_EXERCISE_. Repeat all entries exactly.

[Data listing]
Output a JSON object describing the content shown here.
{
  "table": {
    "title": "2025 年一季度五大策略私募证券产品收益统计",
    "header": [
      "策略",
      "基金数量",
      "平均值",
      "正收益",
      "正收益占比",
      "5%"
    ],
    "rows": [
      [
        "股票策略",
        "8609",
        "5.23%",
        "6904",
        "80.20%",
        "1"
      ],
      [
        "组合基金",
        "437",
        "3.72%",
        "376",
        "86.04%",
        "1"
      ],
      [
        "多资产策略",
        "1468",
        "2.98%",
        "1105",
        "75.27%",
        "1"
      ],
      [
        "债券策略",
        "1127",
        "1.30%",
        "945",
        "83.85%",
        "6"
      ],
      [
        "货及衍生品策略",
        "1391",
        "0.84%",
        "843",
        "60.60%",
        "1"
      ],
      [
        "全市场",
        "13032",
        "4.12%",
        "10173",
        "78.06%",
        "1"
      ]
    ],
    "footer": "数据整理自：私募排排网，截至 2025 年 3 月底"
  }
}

_EXERCISE RESULT_.
Output a JSON object describing the content shown here.
{
  "table": {
    "title": "2025 年一季度五大策略私募证券产品收益统计",
    "header": [
      "策略",
      "基金数量",
      "平均值",
      "正收益",
      "正收益占比",
      "5%"
    ],
    "rows": [
      [
        "股票策略",
        "8609",
        "5.23%",
        "6904",
        "80.20%",
        "1"
      ],
      [
        "组合基金",
        "437",
        "3.72%",
        "376",
        "86.04%",
        "1"
      ],
      [
        "多资产策略",
        "1468",
        "2.98%",
        "1105",
        "75.27%",
        "1"
      ],
      [
        "债券策略",
        "1127",
        "1.30%",
        "945",
        "83.85%",
        "6"
      ],
      [
        "货及衍生品策略",
        "1391",
        "0.84%",
        "843",
        "60.60%",
        "1"
      ],
      [
        "全市场",
        "13032",
        "4.12%",
        "10173",
        "78.06%",
        "1"
      ]
    ],
    "footer": "数据整理自：私募排排网，截至 2025 年 3 月底"
  }
}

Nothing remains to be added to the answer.